**The problem**
Send back all the data below, exactly as given.

**Information shown**
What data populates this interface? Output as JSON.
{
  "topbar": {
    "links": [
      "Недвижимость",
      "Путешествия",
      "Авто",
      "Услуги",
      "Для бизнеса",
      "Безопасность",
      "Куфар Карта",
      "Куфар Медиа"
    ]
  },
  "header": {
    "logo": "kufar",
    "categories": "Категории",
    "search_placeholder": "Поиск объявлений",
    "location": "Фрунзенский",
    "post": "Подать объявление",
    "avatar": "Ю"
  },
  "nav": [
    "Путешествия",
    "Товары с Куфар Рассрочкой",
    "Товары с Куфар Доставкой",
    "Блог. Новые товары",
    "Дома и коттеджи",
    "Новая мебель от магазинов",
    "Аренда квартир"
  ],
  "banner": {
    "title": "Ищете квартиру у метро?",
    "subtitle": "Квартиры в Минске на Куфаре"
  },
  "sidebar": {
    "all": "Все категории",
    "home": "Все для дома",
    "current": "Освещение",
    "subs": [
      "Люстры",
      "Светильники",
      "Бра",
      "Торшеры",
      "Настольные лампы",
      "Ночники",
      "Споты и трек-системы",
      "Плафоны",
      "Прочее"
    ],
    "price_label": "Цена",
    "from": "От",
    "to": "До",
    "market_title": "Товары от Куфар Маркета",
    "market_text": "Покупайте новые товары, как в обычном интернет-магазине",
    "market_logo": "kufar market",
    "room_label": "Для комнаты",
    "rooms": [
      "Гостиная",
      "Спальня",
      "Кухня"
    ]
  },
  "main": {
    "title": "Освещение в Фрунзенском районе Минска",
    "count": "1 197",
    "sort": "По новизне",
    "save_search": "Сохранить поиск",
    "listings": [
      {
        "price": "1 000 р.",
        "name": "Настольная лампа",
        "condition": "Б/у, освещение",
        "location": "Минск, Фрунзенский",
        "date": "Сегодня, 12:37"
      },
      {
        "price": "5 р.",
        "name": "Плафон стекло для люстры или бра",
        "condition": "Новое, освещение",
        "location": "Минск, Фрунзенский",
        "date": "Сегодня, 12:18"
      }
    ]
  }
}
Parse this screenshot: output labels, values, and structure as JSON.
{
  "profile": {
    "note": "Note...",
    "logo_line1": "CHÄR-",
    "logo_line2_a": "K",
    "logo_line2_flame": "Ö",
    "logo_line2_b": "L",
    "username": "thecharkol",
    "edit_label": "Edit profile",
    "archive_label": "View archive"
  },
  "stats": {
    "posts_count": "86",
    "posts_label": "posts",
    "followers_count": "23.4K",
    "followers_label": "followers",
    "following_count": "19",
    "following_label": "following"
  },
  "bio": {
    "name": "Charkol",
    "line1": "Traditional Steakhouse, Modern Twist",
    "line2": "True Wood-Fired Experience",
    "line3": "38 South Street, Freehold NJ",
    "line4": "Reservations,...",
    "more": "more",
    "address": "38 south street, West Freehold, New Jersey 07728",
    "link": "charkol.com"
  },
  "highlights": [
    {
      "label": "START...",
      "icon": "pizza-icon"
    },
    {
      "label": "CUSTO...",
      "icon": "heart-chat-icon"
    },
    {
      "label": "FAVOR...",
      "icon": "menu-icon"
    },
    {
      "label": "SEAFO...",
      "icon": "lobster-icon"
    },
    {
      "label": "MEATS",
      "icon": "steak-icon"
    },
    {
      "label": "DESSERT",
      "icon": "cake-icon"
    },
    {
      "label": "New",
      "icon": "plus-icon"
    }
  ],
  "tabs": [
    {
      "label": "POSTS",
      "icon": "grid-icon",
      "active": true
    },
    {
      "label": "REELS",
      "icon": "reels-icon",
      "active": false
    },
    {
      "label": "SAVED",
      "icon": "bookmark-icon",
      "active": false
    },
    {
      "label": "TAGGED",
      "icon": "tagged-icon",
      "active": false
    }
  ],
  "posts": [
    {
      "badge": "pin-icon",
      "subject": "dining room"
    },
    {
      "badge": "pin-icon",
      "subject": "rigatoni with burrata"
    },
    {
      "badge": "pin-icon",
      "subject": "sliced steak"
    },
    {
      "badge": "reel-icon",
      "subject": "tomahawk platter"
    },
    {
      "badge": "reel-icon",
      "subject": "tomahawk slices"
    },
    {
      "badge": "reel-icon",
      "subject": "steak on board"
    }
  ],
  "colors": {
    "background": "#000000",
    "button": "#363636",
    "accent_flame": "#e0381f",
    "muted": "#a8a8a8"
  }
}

**Exercise response**
What data populates this interface? Output as JSON.
{
  "topbar": {
    "links": [
      "Недвижимость",
      "Путешествия",
      "Авто",
      "Услуги",
      "Для бизнеса",
      "Безопасность",
      "Куфар Карта",
      "Куфар Медиа"
    ]
  },
  "header": {
    "logo": "kufar",
    "categories": "Категории",
    "search_placeholder": "Поиск объявлений",
    "location": "Фрунзенский",
    "post": "Подать объявление",
    "avatar": "Ю"
  },
  "nav": [
    "Путешествия",
    "Товары с Куфар Рассрочкой",
    "Товары с Куфар Доставкой",
    "Блог. Новые товары",
    "Дома и коттеджи",
    "Новая мебель от магазинов",
    "Аренда квартир"
  ],
  "banner": {
    "title": "Ищете квартиру у метро?",
    "subtitle": "Квартиры в Минске на Куфаре"
  },
  "sidebar": {
    "all": "Все категории",
    "home": "Все для дома",
    "current": "Освещение",
    "subs": [
      "Люстры",
      "Светильники",
      "Бра",
      "Торшеры",
      "Настольные лампы",
      "Ночники",
      "Споты и трек-системы",
      "Плафоны",
      "Прочее"
    ],
    "price_label": "Цена",
    "from": "От",
    "to": "До",
    "market_title": "Товары от Куфар Маркета",
    "market_text": "Покупайте новые товары, как в обычном интернет-магазине",
    "market_logo": "kufar market",
    "room_label": "Для комнаты",
    "rooms": [
      "Гостиная",
      "Спальня",
      "Кухня"
    ]
  },
  "main": {
    "title": "Освещение в Фрунзенском районе Минска",
    "count": "1 197",
    "sort": "По новизне",
    "save_search": "Сохранить поиск",
    "listings": [
      {
        "price": "1 000 р.",
        "name": "Настольная лампа",
        "condition": "Б/у, освещение",
        "location": "Минск, Фрунзенский",
        "date": "Сегодня, 12:37"
      },
      {
        "price": "5 р.",
        "name": "Плафон стекло для люстры или бра",
        "condition": "Новое, освещение",
        "location": "Минск, Фрунзенский",
        "date": "Сегодня, 12:18"
      }
    ]
  }
}
Parse this screenshot: output labels, values, and structure as JSON.
{
  "profile": {
    "note": "Note...",
    "logo_line1": "CHÄR-",
    "logo_line2_a": "K",
    "logo_line2_flame": "Ö",
    "logo_line2_b": "L",
    "username": "thecharkol",
    "edit_label": "Edit profile",
    "archive_label": "View archive"
  },
  "stats": {
    "posts_count": "86",
    "posts_label": "posts",
    "followers_count": "23.4K",
    "followers_label": "followers",
    "following_count": "19",
    "following_label": "following"
  },
  "bio": {
    "name": "Charkol",
    "line1": "Traditional Steakhouse, Modern Twist",
    "line2": "True Wood-Fired Experience",
    "line3": "38 South Street, Freehold NJ",
    "line4": "Reservations,...",
    "more": "more",
    "address": "38 south street, West Freehold, New Jersey 07728",
    "link": "charkol.com"
  },
  "highlights": [
    {
      "label": "START...",
      "icon": "pizza-icon"
    },
    {
      "label": "CUSTO...",
      "icon": "heart-chat-icon"
    },
    {
      "label": "FAVOR...",
      "icon": "menu-icon"
    },
    {
      "label": "SEAFO...",
      "icon": "lobster-icon"
    },
    {
      "label": "MEATS",
      "icon": "steak-icon"
    },
    {
      "label": "DESSERT",
      "icon": "cake-icon"
    },
    {
      "label": "New",
      "icon": "plus-icon"
    }
  ],
  "tabs": [
    {
      "label": "POSTS",
      "icon": "grid-icon",
      "active": true
    },
    {
      "label": "REELS",
      "icon": "reels-icon",
      "active": false
    },
    {
      "label": "SAVED",
      "icon": "bookmark-icon",
      "active": false
    },
    {
      "label": "TAGGED",
      "icon": "tagged-icon",
      "active": false
    }
  ],
  "posts": [
    {
      "badge": "pin-icon",
      "subject": "dining room"
    },
    {
      "badge": "pin-icon",
      "subject": "rigatoni with burrata"
    },
    {
      "badge": "pin-icon",
      "subject": "sliced steak"
    },
    {
      "badge": "reel-icon",
      "subject": "tomahawk platter"
    },
    {
      "badge": "reel-icon",
      "subject": "tomahawk slices"
    },
    {
      "badge": "reel-icon",
      "subject": "steak on board"
    }
  ],
  "colors": {
    "background": "#000000",
    "button": "#363636",
    "accent_flame": "#e0381f",
    "muted": "#a8a8a8"
  }
}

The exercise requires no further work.